### WHAT THE TASK ASKS
Write out the entries below once more, exactly.

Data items

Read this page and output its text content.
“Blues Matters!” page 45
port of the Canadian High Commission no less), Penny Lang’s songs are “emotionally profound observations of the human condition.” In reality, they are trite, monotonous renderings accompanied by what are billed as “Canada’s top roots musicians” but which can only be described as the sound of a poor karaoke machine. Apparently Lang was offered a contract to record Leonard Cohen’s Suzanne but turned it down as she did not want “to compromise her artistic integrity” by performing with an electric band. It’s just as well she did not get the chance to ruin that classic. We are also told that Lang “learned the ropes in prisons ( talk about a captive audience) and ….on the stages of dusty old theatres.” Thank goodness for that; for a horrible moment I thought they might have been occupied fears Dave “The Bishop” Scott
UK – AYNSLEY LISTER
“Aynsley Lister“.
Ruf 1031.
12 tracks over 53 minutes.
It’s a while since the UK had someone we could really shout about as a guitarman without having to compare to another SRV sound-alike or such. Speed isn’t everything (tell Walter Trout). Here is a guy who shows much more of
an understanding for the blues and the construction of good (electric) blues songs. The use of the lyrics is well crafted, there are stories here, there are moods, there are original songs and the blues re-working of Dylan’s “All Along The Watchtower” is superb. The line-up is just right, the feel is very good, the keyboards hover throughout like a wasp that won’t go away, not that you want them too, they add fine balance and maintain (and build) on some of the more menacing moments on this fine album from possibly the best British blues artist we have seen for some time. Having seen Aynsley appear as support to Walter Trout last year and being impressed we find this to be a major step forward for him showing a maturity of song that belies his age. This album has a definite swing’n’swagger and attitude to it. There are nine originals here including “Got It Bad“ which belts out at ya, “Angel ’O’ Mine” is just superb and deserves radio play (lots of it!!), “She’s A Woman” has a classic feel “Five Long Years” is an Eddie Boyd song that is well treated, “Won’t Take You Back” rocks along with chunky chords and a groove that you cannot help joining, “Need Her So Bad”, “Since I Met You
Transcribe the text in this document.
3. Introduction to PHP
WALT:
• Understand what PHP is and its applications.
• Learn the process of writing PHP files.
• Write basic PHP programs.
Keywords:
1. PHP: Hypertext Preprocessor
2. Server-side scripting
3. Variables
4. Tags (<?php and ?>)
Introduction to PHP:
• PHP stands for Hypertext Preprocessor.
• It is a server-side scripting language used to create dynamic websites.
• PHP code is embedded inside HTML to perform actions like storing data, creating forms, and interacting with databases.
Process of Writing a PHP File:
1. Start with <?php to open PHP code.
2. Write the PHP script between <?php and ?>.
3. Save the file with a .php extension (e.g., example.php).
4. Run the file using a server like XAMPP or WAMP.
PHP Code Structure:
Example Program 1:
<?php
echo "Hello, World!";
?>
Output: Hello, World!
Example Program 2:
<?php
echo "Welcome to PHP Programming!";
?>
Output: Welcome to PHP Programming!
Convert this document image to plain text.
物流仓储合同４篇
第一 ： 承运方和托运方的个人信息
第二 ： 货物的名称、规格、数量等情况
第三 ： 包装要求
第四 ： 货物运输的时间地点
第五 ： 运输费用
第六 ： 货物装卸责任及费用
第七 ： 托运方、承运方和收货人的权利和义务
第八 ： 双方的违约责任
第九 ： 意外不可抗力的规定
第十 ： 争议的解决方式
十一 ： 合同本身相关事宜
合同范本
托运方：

### TASK RESPONSE
Read this page and output its text content.
“Blues Matters!” page 45
port of the Canadian High Commission no less), Penny Lang’s songs are “emotionally profound observations of the human condition.” In reality, they are trite, monotonous renderings accompanied by what are billed as “Canada’s top roots musicians” but which can only be described as the sound of a poor karaoke machine. Apparently Lang was offered a contract to record Leonard Cohen’s Suzanne but turned it down as she did not want “to compromise her artistic integrity” by performing with an electric band. It’s just as well she did not get the chance to ruin that classic. We are also told that Lang “learned the ropes in prisons ( talk about a captive audience) and ….on the stages of dusty old theatres.” Thank goodness for that; for a horrible moment I thought they might have been occupied fears Dave “The Bishop” Scott
UK – AYNSLEY LISTER
“Aynsley Lister“.
Ruf 1031.
12 tracks over 53 minutes.
It’s a while since the UK had someone we could really shout about as a guitarman without having to compare to another SRV sound-alike or such. Speed isn’t everything (tell Walter Trout). Here is a guy who shows much more of
an understanding for the blues and the construction of good (electric) blues songs. The use of the lyrics is well crafted, there are stories here, there are moods, there are original songs and the blues re-working of Dylan’s “All Along The Watchtower” is superb. The line-up is just right, the feel is very good, the keyboards hover throughout like a wasp that won’t go away, not that you want them too, they add fine balance and maintain (and build) on some of the more menacing moments on this fine album from possibly the best British blues artist we have seen for some time. Having seen Aynsley appear as support to Walter Trout last year and being impressed we find this to be a major step forward for him showing a maturity of song that belies his age. This album has a definite swing’n’swagger and attitude to it. There are nine originals here including “Got It Bad“ which belts out at ya, “Angel ’O’ Mine” is just superb and deserves radio play (lots of it!!), “She’s A Woman” has a classic feel “Five Long Years” is an Eddie Boyd song that is well treated, “Won’t Take You Back” rocks along with chunky chords and a groove that you cannot help joining, “Need Her So Bad”, “Since I Met You
Transcribe the text in this document.
3. Introduction to PHP
WALT:
• Understand what PHP is and its applications.
• Learn the process of writing PHP files.
• Write basic PHP programs.
Keywords:
1. PHP: Hypertext Preprocessor
2. Server-side scripting
3. Variables
4. Tags (<?php and ?>)
Introduction to PHP:
• PHP stands for Hypertext Preprocessor.
• It is a server-side scripting language used to create dynamic websites.
• PHP code is embedded inside HTML to perform actions like storing data, creating forms, and interacting with databases.
Process of Writing a PHP File:
1. Start with <?php to open PHP code.
2. Write the PHP script between <?php and ?>.
3. Save the file with a .php extension (e.g., example.php).
4. Run the file using a server like XAMPP or WAMP.
PHP Code Structure:
Example Program 1:
<?php
echo "Hello, World!";
?>
Output: Hello, World!
Example Program 2:
<?php
echo "Welcome to PHP Programming!";
?>
Output: Welcome to PHP Programming!
Convert this document image to plain text.
物流仓储合同４篇
第一 ： 承运方和托运方的个人信息
第二 ： 货物的名称、规格、数量等情况
第三 ： 包装要求
第四 ： 货物运输的时间地点
第五 ： 运输费用
第六 ： 货物装卸责任及费用
第七 ： 托运方、承运方和收货人的权利和义务
第八 ： 双方的违约责任
第九 ： 意外不可抗力的规定
第十 ： 争议的解决方式
十一 ： 合同本身相关事宜
合同范本
托运方：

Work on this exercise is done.